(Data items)
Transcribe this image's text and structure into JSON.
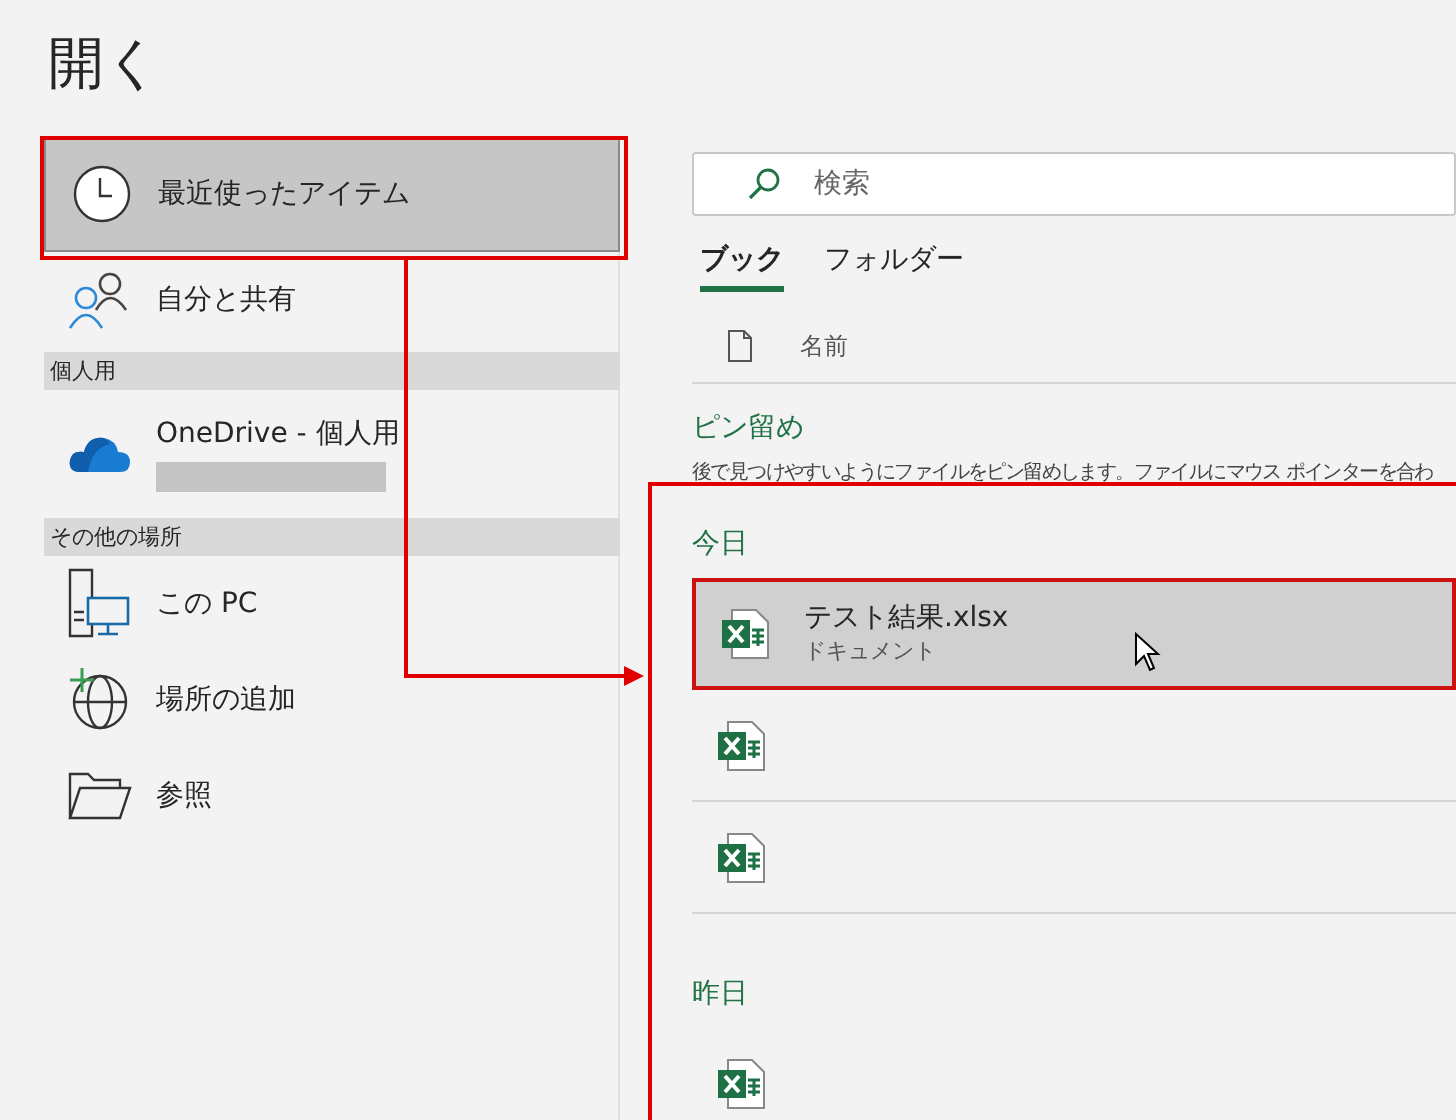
{
  "title": "開く",
  "nav": [
    {
      "kind": "item",
      "label": "最近使ったアイテム",
      "selected": true
    },
    {
      "kind": "item",
      "label": "自分と共有",
      "selected": false
    },
    {
      "kind": "header",
      "label": "個人用"
    },
    {
      "kind": "item",
      "label": "OneDrive - 個人用",
      "selected": false,
      "hidden_detail": true
    },
    {
      "kind": "header",
      "label": "その他の場所"
    },
    {
      "kind": "item",
      "label": "この PC",
      "selected": false
    },
    {
      "kind": "item",
      "label": "場所の追加",
      "selected": false
    },
    {
      "kind": "item",
      "label": "参照",
      "selected": false
    }
  ],
  "search": {
    "placeholder": "検索"
  },
  "tabs": [
    {
      "label": "ブック",
      "selected": true
    },
    {
      "label": "フォルダー",
      "selected": false
    }
  ],
  "columns": [
    {
      "label": "名前"
    }
  ],
  "pinned": {
    "heading": "ピン留め",
    "text": "後で見つけやすいようにファイルをピン留めします。ファイルにマウス ポインターを合わ"
  },
  "groups": [
    {
      "label": "今日",
      "files": [
        {
          "name": "テスト結果.xlsx",
          "type": "ドキュメント",
          "selected": true
        },
        {
          "selected": false
        },
        {
          "selected": false
        }
      ]
    },
    {
      "label": "昨日",
      "files": [
        {
          "selected": false
        }
      ]
    }
  ]
}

— TASK STATEMENT —
Of all the lines in the listing above, how many contain the word "text"? Answer with the number alone.

— EXERCISE RESPONSE —
2